TASK OBJECTIVE
All of the records below should be output exactly.
───── RECORDS PROVIDED
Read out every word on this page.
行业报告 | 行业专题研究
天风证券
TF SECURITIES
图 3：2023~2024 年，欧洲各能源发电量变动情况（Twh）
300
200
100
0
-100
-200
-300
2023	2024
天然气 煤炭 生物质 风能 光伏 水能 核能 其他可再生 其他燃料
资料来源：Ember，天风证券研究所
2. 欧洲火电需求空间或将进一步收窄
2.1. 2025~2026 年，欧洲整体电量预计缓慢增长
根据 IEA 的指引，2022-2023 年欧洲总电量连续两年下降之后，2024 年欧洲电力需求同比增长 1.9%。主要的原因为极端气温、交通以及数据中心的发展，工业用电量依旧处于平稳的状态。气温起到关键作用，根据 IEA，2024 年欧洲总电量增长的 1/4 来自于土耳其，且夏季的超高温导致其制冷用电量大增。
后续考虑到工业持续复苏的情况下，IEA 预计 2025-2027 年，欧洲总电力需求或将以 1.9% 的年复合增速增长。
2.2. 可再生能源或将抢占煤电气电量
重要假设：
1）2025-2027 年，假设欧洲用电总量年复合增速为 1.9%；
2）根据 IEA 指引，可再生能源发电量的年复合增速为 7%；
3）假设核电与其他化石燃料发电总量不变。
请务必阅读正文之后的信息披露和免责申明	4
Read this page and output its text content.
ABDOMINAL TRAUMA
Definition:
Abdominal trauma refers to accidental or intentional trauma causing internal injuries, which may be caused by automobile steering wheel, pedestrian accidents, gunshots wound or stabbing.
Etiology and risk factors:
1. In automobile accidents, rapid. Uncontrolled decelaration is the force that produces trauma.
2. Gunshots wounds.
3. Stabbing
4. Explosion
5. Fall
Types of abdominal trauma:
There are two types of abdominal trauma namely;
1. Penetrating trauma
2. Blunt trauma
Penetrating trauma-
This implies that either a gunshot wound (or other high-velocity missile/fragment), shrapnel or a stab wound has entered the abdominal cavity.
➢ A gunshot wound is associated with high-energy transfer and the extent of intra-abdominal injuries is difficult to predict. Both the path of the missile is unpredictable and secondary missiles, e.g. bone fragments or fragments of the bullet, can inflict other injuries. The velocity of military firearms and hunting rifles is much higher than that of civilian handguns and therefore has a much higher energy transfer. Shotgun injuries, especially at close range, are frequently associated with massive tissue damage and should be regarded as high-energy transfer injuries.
──────────
TASK SOLUTION
Read out every word on this page.
行业报告 | 行业专题研究
天风证券
TF SECURITIES
图 3：2023~2024 年，欧洲各能源发电量变动情况（Twh）
300
200
100
0
-100
-200
-300
2023	2024
天然气 煤炭 生物质 风能 光伏 水能 核能 其他可再生 其他燃料
资料来源：Ember，天风证券研究所
2. 欧洲火电需求空间或将进一步收窄
2.1. 2025~2026 年，欧洲整体电量预计缓慢增长
根据 IEA 的指引，2022-2023 年欧洲总电量连续两年下降之后，2024 年欧洲电力需求同比增长 1.9%。主要的原因为极端气温、交通以及数据中心的发展，工业用电量依旧处于平稳的状态。气温起到关键作用，根据 IEA，2024 年欧洲总电量增长的 1/4 来自于土耳其，且夏季的超高温导致其制冷用电量大增。
后续考虑到工业持续复苏的情况下，IEA 预计 2025-2027 年，欧洲总电力需求或将以 1.9% 的年复合增速增长。
2.2. 可再生能源或将抢占煤电气电量
重要假设：
1）2025-2027 年，假设欧洲用电总量年复合增速为 1.9%；
2）根据 IEA 指引，可再生能源发电量的年复合增速为 7%；
3）假设核电与其他化石燃料发电总量不变。
请务必阅读正文之后的信息披露和免责申明	4
Read this page and output its text content.
ABDOMINAL TRAUMA
Definition:
Abdominal trauma refers to accidental or intentional trauma causing internal injuries, which may be caused by automobile steering wheel, pedestrian accidents, gunshots wound or stabbing.
Etiology and risk factors:
1. In automobile accidents, rapid. Uncontrolled decelaration is the force that produces trauma.
2. Gunshots wounds.
3. Stabbing
4. Explosion
5. Fall
Types of abdominal trauma:
There are two types of abdominal trauma namely;
1. Penetrating trauma
2. Blunt trauma
Penetrating trauma-
This implies that either a gunshot wound (or other high-velocity missile/fragment), shrapnel or a stab wound has entered the abdominal cavity.
➢ A gunshot wound is associated with high-energy transfer and the extent of intra-abdominal injuries is difficult to predict. Both the path of the missile is unpredictable and secondary missiles, e.g. bone fragments or fragments of the bullet, can inflict other injuries. The velocity of military firearms and hunting rifles is much higher than that of civilian handguns and therefore has a much higher energy transfer. Shotgun injuries, especially at close range, are frequently associated with massive tissue damage and should be regarded as high-energy transfer injuries.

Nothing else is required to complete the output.